> [Texte]
##############################

Un homme est mort et au moins deux autres personnes ont été blessées le 9 juin lors de manifestations contre la construction d’un centre de quarantaine américain destiné à accueillir des ressortissants des États-Unis exposés au virus Ebola, sur la base aérienne de Laikipia, près de la ville kényane de Nanyuki. Selon l’ONG Vocal Africa, la victime a été tuée par balle par la police kényane, souvent critiquée pour son usage excessif de la force.
Un centre de 50 lits presque achevé malgré l’opposition locale
Le centre, qui doit disposer de 50 lits d’isolement et être géré par du personnel américain, était presque achevé à la fin de la semaine dernière, selon une source diplomatique américaine citée par l’AFP. Les États-Unis justifient ce projet par la nécessité d’offrir des soins de haute qualité à leurs ressortissants exposés en République démocratique du Congo (RDC) ou en Ouganda, sans les exposer aux risques d’un long voyage de retour vers les États-Unis.

##############################

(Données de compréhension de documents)
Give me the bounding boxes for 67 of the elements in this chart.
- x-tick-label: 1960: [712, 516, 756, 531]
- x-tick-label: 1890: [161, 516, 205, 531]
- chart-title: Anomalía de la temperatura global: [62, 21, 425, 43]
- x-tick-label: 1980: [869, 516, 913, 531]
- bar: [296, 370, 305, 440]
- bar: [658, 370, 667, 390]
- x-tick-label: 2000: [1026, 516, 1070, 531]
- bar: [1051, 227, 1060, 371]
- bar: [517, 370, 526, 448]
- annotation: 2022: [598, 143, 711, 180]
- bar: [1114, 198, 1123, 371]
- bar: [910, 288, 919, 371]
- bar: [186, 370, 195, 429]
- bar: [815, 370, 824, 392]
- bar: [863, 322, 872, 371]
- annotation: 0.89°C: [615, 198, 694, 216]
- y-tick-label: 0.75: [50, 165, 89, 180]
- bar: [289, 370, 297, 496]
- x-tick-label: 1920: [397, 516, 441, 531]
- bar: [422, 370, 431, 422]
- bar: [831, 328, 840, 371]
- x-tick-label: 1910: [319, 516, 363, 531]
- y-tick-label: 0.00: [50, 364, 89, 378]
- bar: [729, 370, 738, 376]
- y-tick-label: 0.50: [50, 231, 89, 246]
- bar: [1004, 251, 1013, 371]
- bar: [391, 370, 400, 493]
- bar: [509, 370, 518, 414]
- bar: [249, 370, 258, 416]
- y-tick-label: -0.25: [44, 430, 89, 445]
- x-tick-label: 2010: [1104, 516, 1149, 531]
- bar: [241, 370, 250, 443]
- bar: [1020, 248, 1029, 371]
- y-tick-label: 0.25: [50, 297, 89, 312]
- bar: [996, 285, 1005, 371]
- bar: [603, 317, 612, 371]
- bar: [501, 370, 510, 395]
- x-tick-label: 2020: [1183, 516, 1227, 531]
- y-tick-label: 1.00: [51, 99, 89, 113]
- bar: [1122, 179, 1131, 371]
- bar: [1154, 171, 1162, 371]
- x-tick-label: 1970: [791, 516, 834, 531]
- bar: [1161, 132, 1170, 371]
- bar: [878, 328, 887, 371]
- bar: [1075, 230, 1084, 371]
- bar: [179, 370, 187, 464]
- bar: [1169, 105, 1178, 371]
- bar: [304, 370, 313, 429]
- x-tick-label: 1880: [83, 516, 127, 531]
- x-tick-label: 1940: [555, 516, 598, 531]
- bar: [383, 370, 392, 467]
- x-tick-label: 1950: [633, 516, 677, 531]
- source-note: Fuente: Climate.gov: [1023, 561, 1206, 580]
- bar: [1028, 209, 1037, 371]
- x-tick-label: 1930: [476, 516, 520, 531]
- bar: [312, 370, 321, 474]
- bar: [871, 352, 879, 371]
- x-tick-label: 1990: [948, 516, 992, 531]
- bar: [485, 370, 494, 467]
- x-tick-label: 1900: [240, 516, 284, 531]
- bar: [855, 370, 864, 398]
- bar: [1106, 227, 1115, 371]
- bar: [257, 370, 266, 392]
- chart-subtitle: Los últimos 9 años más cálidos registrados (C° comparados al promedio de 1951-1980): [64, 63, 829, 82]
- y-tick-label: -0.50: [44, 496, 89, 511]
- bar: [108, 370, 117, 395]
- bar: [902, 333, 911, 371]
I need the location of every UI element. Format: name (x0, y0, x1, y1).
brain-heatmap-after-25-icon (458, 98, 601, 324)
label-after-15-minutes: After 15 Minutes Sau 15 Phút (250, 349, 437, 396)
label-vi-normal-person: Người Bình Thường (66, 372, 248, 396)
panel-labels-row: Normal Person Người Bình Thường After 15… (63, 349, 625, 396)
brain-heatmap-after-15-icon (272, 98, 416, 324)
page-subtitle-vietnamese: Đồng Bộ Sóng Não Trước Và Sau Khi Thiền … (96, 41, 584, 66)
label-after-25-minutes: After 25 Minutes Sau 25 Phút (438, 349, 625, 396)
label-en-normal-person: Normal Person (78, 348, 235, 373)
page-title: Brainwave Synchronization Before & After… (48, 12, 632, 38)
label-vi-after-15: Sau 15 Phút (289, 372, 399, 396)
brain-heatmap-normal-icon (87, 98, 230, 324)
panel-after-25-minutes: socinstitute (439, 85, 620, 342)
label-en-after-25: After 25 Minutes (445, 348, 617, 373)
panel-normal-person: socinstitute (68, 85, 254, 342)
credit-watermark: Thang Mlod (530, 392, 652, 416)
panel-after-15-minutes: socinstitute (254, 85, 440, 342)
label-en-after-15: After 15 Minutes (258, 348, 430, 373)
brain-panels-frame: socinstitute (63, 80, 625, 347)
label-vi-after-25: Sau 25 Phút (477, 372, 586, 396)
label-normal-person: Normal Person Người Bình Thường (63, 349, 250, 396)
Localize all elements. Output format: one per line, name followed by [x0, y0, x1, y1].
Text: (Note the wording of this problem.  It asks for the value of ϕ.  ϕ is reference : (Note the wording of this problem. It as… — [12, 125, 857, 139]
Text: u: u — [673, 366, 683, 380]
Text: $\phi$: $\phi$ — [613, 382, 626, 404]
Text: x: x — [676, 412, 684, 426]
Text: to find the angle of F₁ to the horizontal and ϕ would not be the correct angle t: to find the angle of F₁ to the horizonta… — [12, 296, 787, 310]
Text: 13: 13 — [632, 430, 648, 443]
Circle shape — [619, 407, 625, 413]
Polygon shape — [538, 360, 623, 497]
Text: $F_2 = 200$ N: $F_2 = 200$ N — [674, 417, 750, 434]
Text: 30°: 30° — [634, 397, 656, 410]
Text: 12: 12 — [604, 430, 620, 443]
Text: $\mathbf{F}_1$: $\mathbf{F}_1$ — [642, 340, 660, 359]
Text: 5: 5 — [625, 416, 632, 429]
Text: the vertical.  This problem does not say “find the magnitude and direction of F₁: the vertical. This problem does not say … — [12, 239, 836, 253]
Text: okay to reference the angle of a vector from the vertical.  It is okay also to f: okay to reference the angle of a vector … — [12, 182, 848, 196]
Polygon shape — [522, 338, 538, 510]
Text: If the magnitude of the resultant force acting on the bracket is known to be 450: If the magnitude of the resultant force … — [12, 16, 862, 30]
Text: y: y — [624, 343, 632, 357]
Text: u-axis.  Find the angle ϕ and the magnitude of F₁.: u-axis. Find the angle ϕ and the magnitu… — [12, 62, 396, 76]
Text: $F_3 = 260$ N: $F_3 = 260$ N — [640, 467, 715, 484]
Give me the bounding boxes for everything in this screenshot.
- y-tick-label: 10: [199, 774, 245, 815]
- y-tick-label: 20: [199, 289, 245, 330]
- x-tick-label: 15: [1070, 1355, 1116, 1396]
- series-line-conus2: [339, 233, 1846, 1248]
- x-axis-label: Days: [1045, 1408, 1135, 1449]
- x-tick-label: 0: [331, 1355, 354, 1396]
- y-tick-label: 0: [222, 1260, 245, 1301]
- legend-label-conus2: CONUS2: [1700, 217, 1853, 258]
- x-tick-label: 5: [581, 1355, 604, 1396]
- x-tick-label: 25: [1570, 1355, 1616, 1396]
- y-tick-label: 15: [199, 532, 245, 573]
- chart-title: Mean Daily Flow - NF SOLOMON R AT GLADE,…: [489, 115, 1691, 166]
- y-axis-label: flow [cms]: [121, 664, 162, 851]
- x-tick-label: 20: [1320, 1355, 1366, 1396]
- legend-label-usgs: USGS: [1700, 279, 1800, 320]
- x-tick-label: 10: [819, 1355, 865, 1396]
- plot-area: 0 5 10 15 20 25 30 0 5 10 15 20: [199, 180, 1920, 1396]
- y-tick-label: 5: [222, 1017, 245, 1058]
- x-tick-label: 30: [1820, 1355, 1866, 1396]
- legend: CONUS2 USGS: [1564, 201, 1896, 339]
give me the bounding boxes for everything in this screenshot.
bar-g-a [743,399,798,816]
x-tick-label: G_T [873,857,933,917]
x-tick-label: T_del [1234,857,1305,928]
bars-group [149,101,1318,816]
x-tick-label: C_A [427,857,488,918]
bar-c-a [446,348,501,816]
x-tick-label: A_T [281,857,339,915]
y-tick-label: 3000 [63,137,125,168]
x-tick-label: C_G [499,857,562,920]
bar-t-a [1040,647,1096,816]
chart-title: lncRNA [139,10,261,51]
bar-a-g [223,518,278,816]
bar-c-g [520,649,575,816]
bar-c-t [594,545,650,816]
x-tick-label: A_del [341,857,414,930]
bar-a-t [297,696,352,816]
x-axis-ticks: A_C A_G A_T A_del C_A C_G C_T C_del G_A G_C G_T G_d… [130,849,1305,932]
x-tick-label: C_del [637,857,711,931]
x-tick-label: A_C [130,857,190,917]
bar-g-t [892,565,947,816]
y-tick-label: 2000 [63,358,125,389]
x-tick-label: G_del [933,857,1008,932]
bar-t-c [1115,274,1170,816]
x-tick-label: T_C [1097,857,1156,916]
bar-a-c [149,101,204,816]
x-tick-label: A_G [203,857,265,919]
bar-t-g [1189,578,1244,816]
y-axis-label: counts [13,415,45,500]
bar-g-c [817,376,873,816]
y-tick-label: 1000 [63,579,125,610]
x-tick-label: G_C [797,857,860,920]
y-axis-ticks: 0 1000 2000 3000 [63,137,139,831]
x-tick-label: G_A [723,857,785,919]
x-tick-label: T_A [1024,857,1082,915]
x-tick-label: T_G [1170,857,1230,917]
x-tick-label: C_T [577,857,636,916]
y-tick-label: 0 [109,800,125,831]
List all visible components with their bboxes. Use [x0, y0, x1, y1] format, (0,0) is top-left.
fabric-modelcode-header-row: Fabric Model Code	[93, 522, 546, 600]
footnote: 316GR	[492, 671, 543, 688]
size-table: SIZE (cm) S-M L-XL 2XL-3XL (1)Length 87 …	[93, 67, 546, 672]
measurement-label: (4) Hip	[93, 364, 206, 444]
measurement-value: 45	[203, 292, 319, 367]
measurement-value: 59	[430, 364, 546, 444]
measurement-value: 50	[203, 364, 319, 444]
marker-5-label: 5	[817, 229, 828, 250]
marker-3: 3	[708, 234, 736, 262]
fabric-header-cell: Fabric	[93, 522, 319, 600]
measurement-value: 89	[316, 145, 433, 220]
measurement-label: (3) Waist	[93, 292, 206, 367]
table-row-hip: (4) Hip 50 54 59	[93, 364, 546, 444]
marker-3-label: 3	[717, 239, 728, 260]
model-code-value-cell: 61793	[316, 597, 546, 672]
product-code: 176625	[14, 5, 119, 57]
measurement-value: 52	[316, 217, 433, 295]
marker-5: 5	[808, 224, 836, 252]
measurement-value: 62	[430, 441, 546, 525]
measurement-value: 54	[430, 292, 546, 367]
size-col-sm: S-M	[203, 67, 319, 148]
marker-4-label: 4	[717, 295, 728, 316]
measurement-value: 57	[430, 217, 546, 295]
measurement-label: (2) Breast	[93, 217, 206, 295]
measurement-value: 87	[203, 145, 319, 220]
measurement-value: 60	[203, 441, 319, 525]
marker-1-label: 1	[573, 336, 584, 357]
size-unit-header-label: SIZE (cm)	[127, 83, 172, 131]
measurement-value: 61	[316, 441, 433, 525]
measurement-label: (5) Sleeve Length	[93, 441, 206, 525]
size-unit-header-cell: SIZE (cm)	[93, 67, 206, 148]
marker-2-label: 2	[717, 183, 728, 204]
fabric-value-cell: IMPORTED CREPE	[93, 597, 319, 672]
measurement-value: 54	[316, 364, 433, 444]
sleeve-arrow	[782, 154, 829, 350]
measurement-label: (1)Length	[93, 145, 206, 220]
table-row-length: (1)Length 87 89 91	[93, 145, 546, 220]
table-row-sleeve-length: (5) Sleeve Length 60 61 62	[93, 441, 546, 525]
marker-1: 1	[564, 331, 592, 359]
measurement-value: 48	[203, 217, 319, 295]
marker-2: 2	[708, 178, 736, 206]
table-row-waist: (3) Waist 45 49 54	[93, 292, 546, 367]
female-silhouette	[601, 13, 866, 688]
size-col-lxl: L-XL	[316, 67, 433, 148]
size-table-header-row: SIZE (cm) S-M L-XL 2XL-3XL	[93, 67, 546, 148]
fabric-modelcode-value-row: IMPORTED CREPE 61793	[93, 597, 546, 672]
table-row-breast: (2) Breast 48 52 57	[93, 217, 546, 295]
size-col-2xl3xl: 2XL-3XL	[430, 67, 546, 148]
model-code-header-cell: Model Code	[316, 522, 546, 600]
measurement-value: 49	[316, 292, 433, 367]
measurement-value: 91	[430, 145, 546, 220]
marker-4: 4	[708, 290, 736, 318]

##############################

> [Série de tâches]
- a) Reformulez sous forme de liste le paragraphe du texte sur le centre de quarantaine de Laikipia qui commence par « Le centre, qui doit disposer », en conservant ses faits principaux.
- b) Prolongez le texte sur le centre de quarantaine de Laikipia au-delà de sa dernière phrase.
Les items ne servent à aucune des tâches.

> [Réponses rédigées]
- a)
- Capacité prévue : 50 lits d'isolement.
- Gestion : personnel américain.
- État d'avancement : presque achevé à la fin de la semaine dernière, selon une source diplomatique américaine citée par l'AFP.
- Justification avancée par les États-Unis : offrir des soins de haute qualité à leurs ressortissants exposés en République démocratique du Congo (RDC) ou en Ouganda.
- Avantage mis en avant : éviter à ces personnes les risques d'un long voyage de retour vers les États-Unis.

- b)
« Lorsque le président Trump a demandé au gouvernement du Kenya de les soutenir en créant un centre sur la base aérienne de Laikipia, j’ai donné mon accord car il s’agissait d’un accord et d’un partenariat avec des amis qui travaillent avec le Kenya depuis 30 ou 40 ans », a déclaré le président kényan William Ruto le 2 juin. Les autorités américaines ont promis 13,5 millions de dollars (environ 117 millions d’euros) pour soutenir les efforts de préparation du Kenya contre Ebola.
« Le même projet est présenté comme une mesure sanitaire par les États-Unis et comme une menace par une partie de la population kényane. »
Des manifestations récurrentes depuis le 1er juin
Les manifestations contre le centre ont débuté le 1er juin, lorsque deux manifestants avaient déjà été tués par balle lors d’affrontements avec les forces de l’ordre. Le 9 juin, plusieurs centaines de personnes se sont rassemblées dans le centre-ville de Nanyuki, certaines vêtues d’équipements de protection et transportant un cercueil sur lequel était inscrit « Ebola ». Des journalistes de l’AFP ont rapporté des arrestations, des tirs de gaz lacrymogènes et l’utilisation d’un canon à eau par la police pour disperser les manifestants.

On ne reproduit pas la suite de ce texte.